Collected data entries
+ + + + + + +

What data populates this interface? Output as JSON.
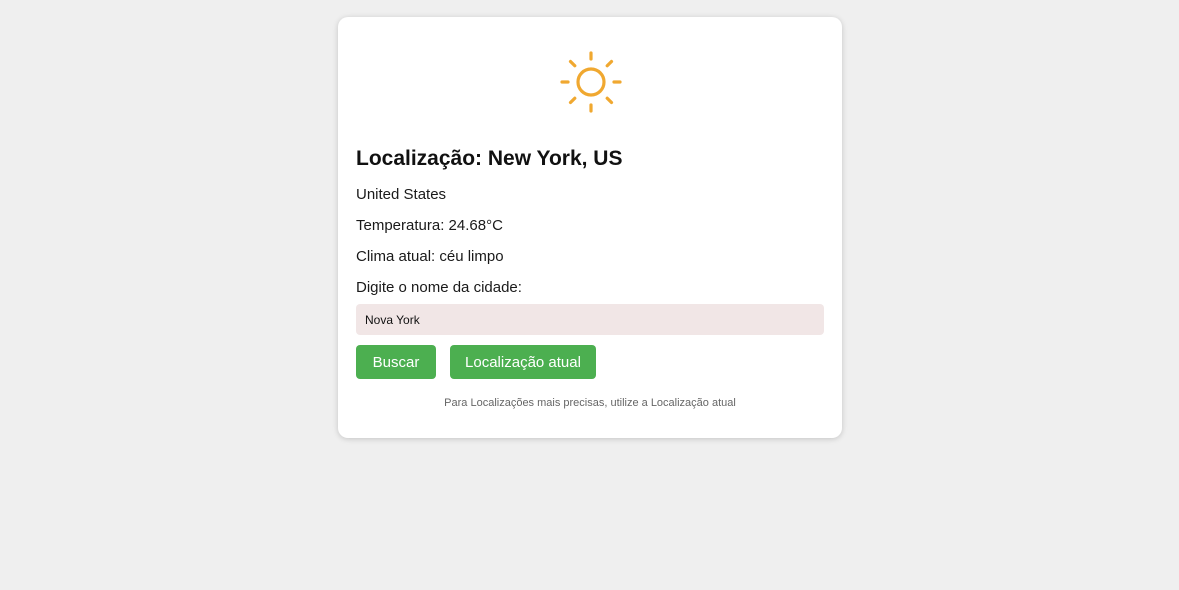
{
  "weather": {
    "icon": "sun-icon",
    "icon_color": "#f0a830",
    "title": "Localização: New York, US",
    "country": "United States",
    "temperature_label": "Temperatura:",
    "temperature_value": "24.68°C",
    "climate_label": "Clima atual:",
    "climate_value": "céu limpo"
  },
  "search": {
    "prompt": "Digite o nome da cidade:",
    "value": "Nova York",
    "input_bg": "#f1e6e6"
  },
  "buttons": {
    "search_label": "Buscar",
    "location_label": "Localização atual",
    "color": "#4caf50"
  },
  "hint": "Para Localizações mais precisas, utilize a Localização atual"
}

+ + + + + + +

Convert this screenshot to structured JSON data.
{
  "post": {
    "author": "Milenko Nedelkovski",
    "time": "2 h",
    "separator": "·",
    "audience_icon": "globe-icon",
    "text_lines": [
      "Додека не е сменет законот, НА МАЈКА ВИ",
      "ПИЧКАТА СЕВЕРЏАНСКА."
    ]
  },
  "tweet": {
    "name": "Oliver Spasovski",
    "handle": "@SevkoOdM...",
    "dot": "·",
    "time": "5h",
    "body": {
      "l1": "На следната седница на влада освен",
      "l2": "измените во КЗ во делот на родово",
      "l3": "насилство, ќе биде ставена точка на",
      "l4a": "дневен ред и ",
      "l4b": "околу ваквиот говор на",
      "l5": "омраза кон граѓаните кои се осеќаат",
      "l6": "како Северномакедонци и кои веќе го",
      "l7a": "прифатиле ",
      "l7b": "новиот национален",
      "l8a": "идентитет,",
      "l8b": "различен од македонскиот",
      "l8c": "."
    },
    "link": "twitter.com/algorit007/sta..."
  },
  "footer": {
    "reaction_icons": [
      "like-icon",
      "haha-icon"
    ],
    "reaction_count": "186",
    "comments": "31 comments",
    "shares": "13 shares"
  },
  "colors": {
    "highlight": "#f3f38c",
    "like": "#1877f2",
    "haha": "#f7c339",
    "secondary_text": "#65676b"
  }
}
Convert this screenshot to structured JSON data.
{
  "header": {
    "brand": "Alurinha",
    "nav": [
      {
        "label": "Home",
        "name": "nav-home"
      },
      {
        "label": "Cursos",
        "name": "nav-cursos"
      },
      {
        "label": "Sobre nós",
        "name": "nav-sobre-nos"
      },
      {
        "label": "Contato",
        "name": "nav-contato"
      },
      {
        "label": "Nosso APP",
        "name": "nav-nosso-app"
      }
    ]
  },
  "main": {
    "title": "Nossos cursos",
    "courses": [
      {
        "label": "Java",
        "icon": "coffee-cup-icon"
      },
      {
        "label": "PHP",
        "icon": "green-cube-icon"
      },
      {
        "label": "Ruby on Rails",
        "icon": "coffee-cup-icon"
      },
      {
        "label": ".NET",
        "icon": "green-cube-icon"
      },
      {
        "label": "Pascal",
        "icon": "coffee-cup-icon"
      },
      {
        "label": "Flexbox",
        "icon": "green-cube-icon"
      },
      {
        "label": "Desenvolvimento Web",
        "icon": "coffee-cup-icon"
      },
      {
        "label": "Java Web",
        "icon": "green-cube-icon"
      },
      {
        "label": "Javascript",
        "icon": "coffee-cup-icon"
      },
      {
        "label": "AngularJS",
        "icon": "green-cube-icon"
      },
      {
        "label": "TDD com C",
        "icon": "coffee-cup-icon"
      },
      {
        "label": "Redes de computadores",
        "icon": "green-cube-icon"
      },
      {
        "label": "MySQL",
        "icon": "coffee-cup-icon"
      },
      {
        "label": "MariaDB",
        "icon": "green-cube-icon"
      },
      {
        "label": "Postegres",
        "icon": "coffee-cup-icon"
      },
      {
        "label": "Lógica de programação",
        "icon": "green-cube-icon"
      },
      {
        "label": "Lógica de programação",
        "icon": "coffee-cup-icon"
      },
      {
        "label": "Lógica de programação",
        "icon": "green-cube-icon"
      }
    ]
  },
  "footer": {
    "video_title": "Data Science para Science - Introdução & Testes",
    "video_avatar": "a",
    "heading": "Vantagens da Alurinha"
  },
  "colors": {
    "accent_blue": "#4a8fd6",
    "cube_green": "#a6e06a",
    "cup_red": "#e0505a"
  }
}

+ + + + + + +

## What you are asked to do:
Return the lines of the records that include the string "York".

## The result:
    "title": "Localização: New York, US",
    "value": "Nova York",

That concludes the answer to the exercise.